------ Records to use
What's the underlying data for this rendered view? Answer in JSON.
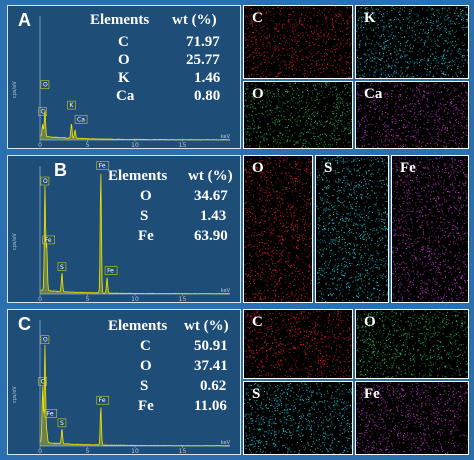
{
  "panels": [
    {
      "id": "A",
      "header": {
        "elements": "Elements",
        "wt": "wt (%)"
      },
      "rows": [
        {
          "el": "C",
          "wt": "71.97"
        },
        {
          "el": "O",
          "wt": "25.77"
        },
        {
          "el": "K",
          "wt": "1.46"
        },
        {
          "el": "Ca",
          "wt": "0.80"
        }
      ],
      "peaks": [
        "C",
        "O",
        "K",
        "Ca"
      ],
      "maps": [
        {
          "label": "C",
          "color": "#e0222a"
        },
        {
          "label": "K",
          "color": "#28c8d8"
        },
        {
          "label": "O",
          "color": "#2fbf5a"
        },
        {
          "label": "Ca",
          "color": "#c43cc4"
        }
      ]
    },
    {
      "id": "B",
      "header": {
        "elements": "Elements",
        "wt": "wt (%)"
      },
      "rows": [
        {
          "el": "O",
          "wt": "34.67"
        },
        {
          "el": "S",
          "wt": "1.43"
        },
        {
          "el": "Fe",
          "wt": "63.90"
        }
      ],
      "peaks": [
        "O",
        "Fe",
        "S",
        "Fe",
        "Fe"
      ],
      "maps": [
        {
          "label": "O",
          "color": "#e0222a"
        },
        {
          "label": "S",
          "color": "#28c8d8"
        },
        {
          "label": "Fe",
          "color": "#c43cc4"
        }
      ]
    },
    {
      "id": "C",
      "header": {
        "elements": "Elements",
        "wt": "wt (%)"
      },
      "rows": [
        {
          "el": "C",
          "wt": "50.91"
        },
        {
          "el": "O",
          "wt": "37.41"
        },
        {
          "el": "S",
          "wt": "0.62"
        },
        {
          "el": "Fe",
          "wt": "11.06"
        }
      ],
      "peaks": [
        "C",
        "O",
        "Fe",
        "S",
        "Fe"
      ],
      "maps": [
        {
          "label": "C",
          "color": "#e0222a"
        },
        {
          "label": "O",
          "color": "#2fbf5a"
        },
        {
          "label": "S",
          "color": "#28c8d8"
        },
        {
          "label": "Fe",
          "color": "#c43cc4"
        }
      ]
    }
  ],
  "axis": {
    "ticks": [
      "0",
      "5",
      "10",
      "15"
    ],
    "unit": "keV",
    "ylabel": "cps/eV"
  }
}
------------
__Written exercise__: Reproduce all of the data exactly; the pictures do not belong in the copy.

__Answer to this task__:
What's the underlying data for this rendered view? Answer in JSON.
{
  "panels": [
    {
      "id": "A",
      "header": {
        "elements": "Elements",
        "wt": "wt (%)"
      },
      "rows": [
        {
          "el": "C",
          "wt": "71.97"
        },
        {
          "el": "O",
          "wt": "25.77"
        },
        {
          "el": "K",
          "wt": "1.46"
        },
        {
          "el": "Ca",
          "wt": "0.80"
        }
      ],
      "peaks": [
        "C",
        "O",
        "K",
        "Ca"
      ],
      "maps": [
        {
          "label": "C",
          "color": "#e0222a"
        },
        {
          "label": "K",
          "color": "#28c8d8"
        },
        {
          "label": "O",
          "color": "#2fbf5a"
        },
        {
          "label": "Ca",
          "color": "#c43cc4"
        }
      ]
    },
    {
      "id": "B",
      "header": {
        "elements": "Elements",
        "wt": "wt (%)"
      },
      "rows": [
        {
          "el": "O",
          "wt": "34.67"
        },
        {
          "el": "S",
          "wt": "1.43"
        },
        {
          "el": "Fe",
          "wt": "63.90"
        }
      ],
      "peaks": [
        "O",
        "Fe",
        "S",
        "Fe",
        "Fe"
      ],
      "maps": [
        {
          "label": "O",
          "color": "#e0222a"
        },
        {
          "label": "S",
          "color": "#28c8d8"
        },
        {
          "label": "Fe",
          "color": "#c43cc4"
        }
      ]
    },
    {
      "id": "C",
      "header": {
        "elements": "Elements",
        "wt": "wt (%)"
      },
      "rows": [
        {
          "el": "C",
          "wt": "50.91"
        },
        {
          "el": "O",
          "wt": "37.41"
        },
        {
          "el": "S",
          "wt": "0.62"
        },
        {
          "el": "Fe",
          "wt": "11.06"
        }
      ],
      "peaks": [
        "C",
        "O",
        "Fe",
        "S",
        "Fe"
      ],
      "maps": [
        {
          "label": "C",
          "color": "#e0222a"
        },
        {
          "label": "O",
          "color": "#2fbf5a"
        },
        {
          "label": "S",
          "color": "#28c8d8"
        },
        {
          "label": "Fe",
          "color": "#c43cc4"
        }
      ]
    }
  ],
  "axis": {
    "ticks": [
      "0",
      "5",
      "10",
      "15"
    ],
    "unit": "keV",
    "ylabel": "cps/eV"
  }
}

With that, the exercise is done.